[Start]

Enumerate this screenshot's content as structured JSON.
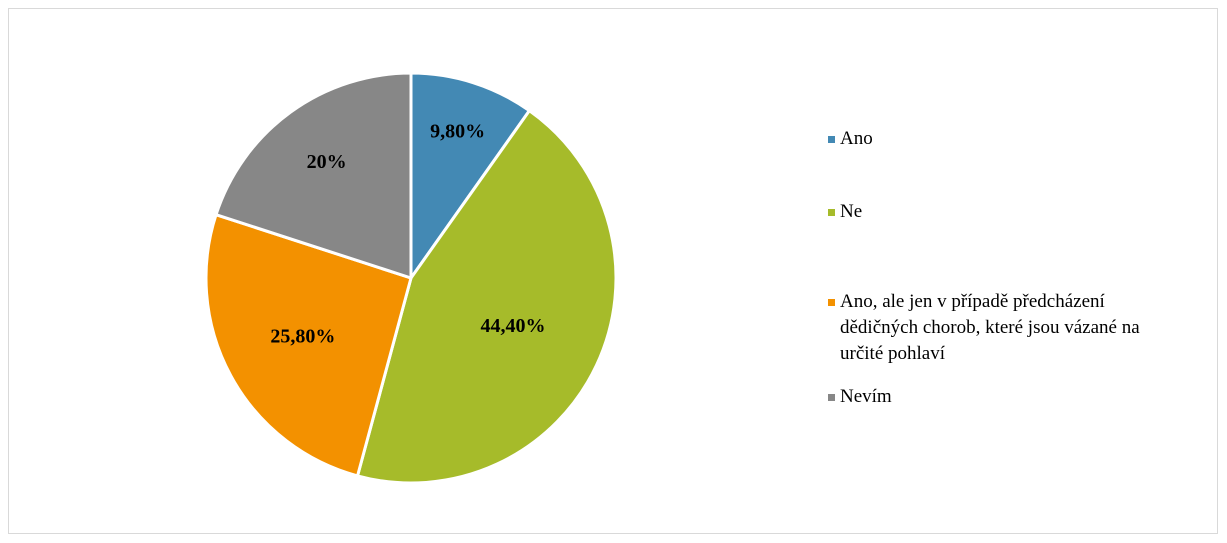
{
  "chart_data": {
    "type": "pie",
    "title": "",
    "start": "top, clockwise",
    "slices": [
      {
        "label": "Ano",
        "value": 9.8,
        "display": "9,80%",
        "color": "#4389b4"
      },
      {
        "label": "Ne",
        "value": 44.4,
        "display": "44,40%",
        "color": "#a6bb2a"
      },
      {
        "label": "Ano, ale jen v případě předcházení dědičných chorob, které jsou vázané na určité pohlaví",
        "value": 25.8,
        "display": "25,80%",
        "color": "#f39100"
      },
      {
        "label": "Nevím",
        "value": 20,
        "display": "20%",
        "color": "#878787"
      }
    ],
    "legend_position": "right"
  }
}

[End]

Set problem
State how many lines hold the word "display". The number is the whole answer.

Result
4